*Dataset rows*:
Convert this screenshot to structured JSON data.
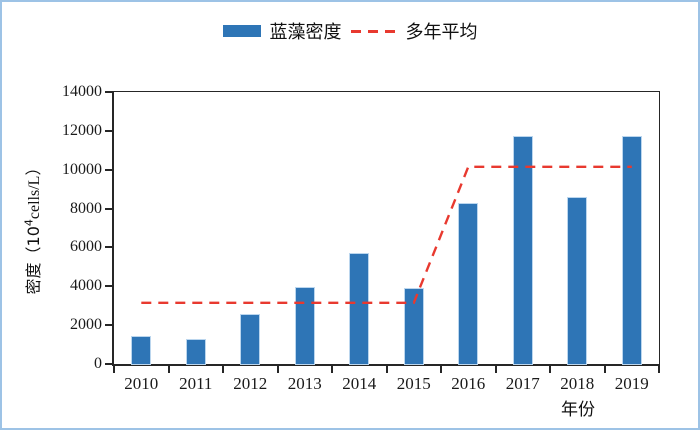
{
  "legend": {
    "bars_label": "蓝藻密度",
    "line_label": "多年平均"
  },
  "axis": {
    "y_label_prefix": "密度（10",
    "y_label_sup": "4",
    "y_label_suffix": "cells/L）",
    "x_label": "年份"
  },
  "colors": {
    "bar": "#2E75B6",
    "bar_edge": "#BBD6EE",
    "line": "#E8392F",
    "frame_border": "#9DC3E6",
    "axis": "#262626",
    "tick_text": "#1a1a1a"
  },
  "chart_data": {
    "type": "bar",
    "categories": [
      "2010",
      "2011",
      "2012",
      "2013",
      "2014",
      "2015",
      "2016",
      "2017",
      "2018",
      "2019"
    ],
    "series": [
      {
        "name": "蓝藻密度",
        "type": "bar",
        "values": [
          1400,
          1250,
          2500,
          3900,
          5650,
          3870,
          8250,
          11700,
          8550,
          11700
        ]
      },
      {
        "name": "多年平均",
        "type": "line",
        "style": "dashed",
        "values": [
          3150,
          3150,
          3150,
          3150,
          3150,
          3150,
          10150,
          10150,
          10150,
          10150
        ]
      }
    ],
    "title": "",
    "xlabel": "年份",
    "ylabel": "密度（10⁴cells/L）",
    "ylim": [
      0,
      14000
    ],
    "ytick_step": 2000,
    "grid": false,
    "legend_position": "top-center"
  }
}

*Exercise goal*: Transcribe the records word for word and include no pictures.

*Written response*:
Convert this screenshot to structured JSON data.
{
  "legend": {
    "bars_label": "蓝藻密度",
    "line_label": "多年平均"
  },
  "axis": {
    "y_label_prefix": "密度（10",
    "y_label_sup": "4",
    "y_label_suffix": "cells/L）",
    "x_label": "年份"
  },
  "colors": {
    "bar": "#2E75B6",
    "bar_edge": "#BBD6EE",
    "line": "#E8392F",
    "frame_border": "#9DC3E6",
    "axis": "#262626",
    "tick_text": "#1a1a1a"
  },
  "chart_data": {
    "type": "bar",
    "categories": [
      "2010",
      "2011",
      "2012",
      "2013",
      "2014",
      "2015",
      "2016",
      "2017",
      "2018",
      "2019"
    ],
    "series": [
      {
        "name": "蓝藻密度",
        "type": "bar",
        "values": [
          1400,
          1250,
          2500,
          3900,
          5650,
          3870,
          8250,
          11700,
          8550,
          11700
        ]
      },
      {
        "name": "多年平均",
        "type": "line",
        "style": "dashed",
        "values": [
          3150,
          3150,
          3150,
          3150,
          3150,
          3150,
          10150,
          10150,
          10150,
          10150
        ]
      }
    ],
    "title": "",
    "xlabel": "年份",
    "ylabel": "密度（10⁴cells/L）",
    "ylim": [
      0,
      14000
    ],
    "ytick_step": 2000,
    "grid": false,
    "legend_position": "top-center"
  }
}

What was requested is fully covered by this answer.